**What you need to do:**
Output all of the entries exactly as written.

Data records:
────

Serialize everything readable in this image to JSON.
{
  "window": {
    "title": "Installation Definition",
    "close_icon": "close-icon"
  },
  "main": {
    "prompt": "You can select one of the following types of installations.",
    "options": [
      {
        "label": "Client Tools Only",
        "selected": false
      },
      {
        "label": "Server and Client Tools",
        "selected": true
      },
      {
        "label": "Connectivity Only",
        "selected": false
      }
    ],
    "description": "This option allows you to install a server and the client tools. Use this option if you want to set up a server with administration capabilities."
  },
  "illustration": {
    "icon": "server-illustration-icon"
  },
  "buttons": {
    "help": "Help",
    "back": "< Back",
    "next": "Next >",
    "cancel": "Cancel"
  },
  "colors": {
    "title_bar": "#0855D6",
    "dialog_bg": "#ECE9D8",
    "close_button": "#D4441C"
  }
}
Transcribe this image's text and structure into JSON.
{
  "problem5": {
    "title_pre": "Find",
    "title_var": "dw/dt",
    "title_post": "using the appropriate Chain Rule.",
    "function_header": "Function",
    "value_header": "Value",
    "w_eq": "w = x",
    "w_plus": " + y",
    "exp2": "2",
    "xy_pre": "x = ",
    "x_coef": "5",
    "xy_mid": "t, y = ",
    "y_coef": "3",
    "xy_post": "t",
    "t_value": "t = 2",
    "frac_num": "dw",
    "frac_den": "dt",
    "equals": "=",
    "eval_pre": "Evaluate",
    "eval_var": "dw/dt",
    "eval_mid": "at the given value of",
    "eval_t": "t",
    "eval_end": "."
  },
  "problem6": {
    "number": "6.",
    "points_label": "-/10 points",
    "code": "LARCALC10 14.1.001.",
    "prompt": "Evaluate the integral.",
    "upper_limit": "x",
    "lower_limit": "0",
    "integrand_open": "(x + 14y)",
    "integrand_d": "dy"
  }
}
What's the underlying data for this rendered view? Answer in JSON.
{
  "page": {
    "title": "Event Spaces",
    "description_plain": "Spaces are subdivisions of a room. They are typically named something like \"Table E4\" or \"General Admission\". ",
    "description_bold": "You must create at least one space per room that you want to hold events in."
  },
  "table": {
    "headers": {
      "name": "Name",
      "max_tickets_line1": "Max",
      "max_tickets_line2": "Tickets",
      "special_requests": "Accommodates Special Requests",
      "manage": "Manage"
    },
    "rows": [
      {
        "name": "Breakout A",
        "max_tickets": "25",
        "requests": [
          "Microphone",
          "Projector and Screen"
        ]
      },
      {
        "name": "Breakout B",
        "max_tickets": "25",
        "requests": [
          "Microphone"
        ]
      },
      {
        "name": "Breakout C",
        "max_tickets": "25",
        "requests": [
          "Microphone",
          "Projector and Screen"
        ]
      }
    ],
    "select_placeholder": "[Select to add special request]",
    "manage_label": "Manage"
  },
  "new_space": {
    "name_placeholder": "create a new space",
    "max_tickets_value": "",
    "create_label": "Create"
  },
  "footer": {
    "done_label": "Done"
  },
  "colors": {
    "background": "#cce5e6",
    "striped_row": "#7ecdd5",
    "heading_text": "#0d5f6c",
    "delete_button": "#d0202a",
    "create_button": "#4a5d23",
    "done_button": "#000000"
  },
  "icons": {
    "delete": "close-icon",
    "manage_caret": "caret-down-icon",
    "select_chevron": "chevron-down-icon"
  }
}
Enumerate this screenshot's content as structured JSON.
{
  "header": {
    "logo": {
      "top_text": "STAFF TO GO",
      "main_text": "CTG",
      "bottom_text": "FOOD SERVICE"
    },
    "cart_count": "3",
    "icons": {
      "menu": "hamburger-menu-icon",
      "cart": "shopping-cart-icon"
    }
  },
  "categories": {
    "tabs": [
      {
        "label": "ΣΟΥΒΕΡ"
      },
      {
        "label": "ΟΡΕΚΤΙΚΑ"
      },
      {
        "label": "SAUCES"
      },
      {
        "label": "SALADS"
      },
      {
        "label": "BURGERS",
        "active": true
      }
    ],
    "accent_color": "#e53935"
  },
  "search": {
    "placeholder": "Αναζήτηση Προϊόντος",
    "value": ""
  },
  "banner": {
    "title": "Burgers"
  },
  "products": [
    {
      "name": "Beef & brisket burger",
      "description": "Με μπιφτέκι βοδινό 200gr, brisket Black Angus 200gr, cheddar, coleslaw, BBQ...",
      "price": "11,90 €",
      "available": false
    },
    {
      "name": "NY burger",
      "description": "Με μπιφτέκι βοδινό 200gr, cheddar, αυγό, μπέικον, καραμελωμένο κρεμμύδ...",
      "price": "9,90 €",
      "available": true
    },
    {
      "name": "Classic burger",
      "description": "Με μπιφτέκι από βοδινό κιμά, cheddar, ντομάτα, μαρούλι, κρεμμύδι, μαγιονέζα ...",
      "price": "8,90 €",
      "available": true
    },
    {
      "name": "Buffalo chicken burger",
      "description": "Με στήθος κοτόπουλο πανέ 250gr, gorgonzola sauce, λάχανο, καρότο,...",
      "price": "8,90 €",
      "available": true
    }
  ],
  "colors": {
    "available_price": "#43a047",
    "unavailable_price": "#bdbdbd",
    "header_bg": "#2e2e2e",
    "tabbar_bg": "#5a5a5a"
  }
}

────

**The solution:**
Serialize everything readable in this image to JSON.
{
  "window": {
    "title": "Installation Definition",
    "close_icon": "close-icon"
  },
  "main": {
    "prompt": "You can select one of the following types of installations.",
    "options": [
      {
        "label": "Client Tools Only",
        "selected": false
      },
      {
        "label": "Server and Client Tools",
        "selected": true
      },
      {
        "label": "Connectivity Only",
        "selected": false
      }
    ],
    "description": "This option allows you to install a server and the client tools. Use this option if you want to set up a server with administration capabilities."
  },
  "illustration": {
    "icon": "server-illustration-icon"
  },
  "buttons": {
    "help": "Help",
    "back": "< Back",
    "next": "Next >",
    "cancel": "Cancel"
  },
  "colors": {
    "title_bar": "#0855D6",
    "dialog_bg": "#ECE9D8",
    "close_button": "#D4441C"
  }
}
Transcribe this image's text and structure into JSON.
{
  "problem5": {
    "title_pre": "Find",
    "title_var": "dw/dt",
    "title_post": "using the appropriate Chain Rule.",
    "function_header": "Function",
    "value_header": "Value",
    "w_eq": "w = x",
    "w_plus": " + y",
    "exp2": "2",
    "xy_pre": "x = ",
    "x_coef": "5",
    "xy_mid": "t, y = ",
    "y_coef": "3",
    "xy_post": "t",
    "t_value": "t = 2",
    "frac_num": "dw",
    "frac_den": "dt",
    "equals": "=",
    "eval_pre": "Evaluate",
    "eval_var": "dw/dt",
    "eval_mid": "at the given value of",
    "eval_t": "t",
    "eval_end": "."
  },
  "problem6": {
    "number": "6.",
    "points_label": "-/10 points",
    "code": "LARCALC10 14.1.001.",
    "prompt": "Evaluate the integral.",
    "upper_limit": "x",
    "lower_limit": "0",
    "integrand_open": "(x + 14y)",
    "integrand_d": "dy"
  }
}
What's the underlying data for this rendered view? Answer in JSON.
{
  "page": {
    "title": "Event Spaces",
    "description_plain": "Spaces are subdivisions of a room. They are typically named something like \"Table E4\" or \"General Admission\". ",
    "description_bold": "You must create at least one space per room that you want to hold events in."
  },
  "table": {
    "headers": {
      "name": "Name",
      "max_tickets_line1": "Max",
      "max_tickets_line2": "Tickets",
      "special_requests": "Accommodates Special Requests",
      "manage": "Manage"
    },
    "rows": [
      {
        "name": "Breakout A",
        "max_tickets": "25",
        "requests": [
          "Microphone",
          "Projector and Screen"
        ]
      },
      {
        "name": "Breakout B",
        "max_tickets": "25",
        "requests": [
          "Microphone"
        ]
      },
      {
        "name": "Breakout C",
        "max_tickets": "25",
        "requests": [
          "Microphone",
          "Projector and Screen"
        ]
      }
    ],
    "select_placeholder": "[Select to add special request]",
    "manage_label": "Manage"
  },
  "new_space": {
    "name_placeholder": "create a new space",
    "max_tickets_value": "",
    "create_label": "Create"
  },
  "footer": {
    "done_label": "Done"
  },
  "colors": {
    "background": "#cce5e6",
    "striped_row": "#7ecdd5",
    "heading_text": "#0d5f6c",
    "delete_button": "#d0202a",
    "create_button": "#4a5d23",
    "done_button": "#000000"
  },
  "icons": {
    "delete": "close-icon",
    "manage_caret": "caret-down-icon",
    "select_chevron": "chevron-down-icon"
  }
}
Enumerate this screenshot's content as structured JSON.
{
  "header": {
    "logo": {
      "top_text": "STAFF TO GO",
      "main_text": "CTG",
      "bottom_text": "FOOD SERVICE"
    },
    "cart_count": "3",
    "icons": {
      "menu": "hamburger-menu-icon",
      "cart": "shopping-cart-icon"
    }
  },
  "categories": {
    "tabs": [
      {
        "label": "ΣΟΥΒΕΡ"
      },
      {
        "label": "ΟΡΕΚΤΙΚΑ"
      },
      {
        "label": "SAUCES"
      },
      {
        "label": "SALADS"
      },
      {
        "label": "BURGERS",
        "active": true
      }
    ],
    "accent_color": "#e53935"
  },
  "search": {
    "placeholder": "Αναζήτηση Προϊόντος",
    "value": ""
  },
  "banner": {
    "title": "Burgers"
  },
  "products": [
    {
      "name": "Beef & brisket burger",
      "description": "Με μπιφτέκι βοδινό 200gr, brisket Black Angus 200gr, cheddar, coleslaw, BBQ...",
      "price": "11,90 €",
      "available": false
    },
    {
      "name": "NY burger",
      "description": "Με μπιφτέκι βοδινό 200gr, cheddar, αυγό, μπέικον, καραμελωμένο κρεμμύδ...",
      "price": "9,90 €",
      "available": true
    },
    {
      "name": "Classic burger",
      "description": "Με μπιφτέκι από βοδινό κιμά, cheddar, ντομάτα, μαρούλι, κρεμμύδι, μαγιονέζα ...",
      "price": "8,90 €",
      "available": true
    },
    {
      "name": "Buffalo chicken burger",
      "description": "Με στήθος κοτόπουλο πανέ 250gr, gorgonzola sauce, λάχανο, καρότο,...",
      "price": "8,90 €",
      "available": true
    }
  ],
  "colors": {
    "available_price": "#43a047",
    "unavailable_price": "#bdbdbd",
    "header_bg": "#2e2e2e",
    "tabbar_bg": "#5a5a5a"
  }
}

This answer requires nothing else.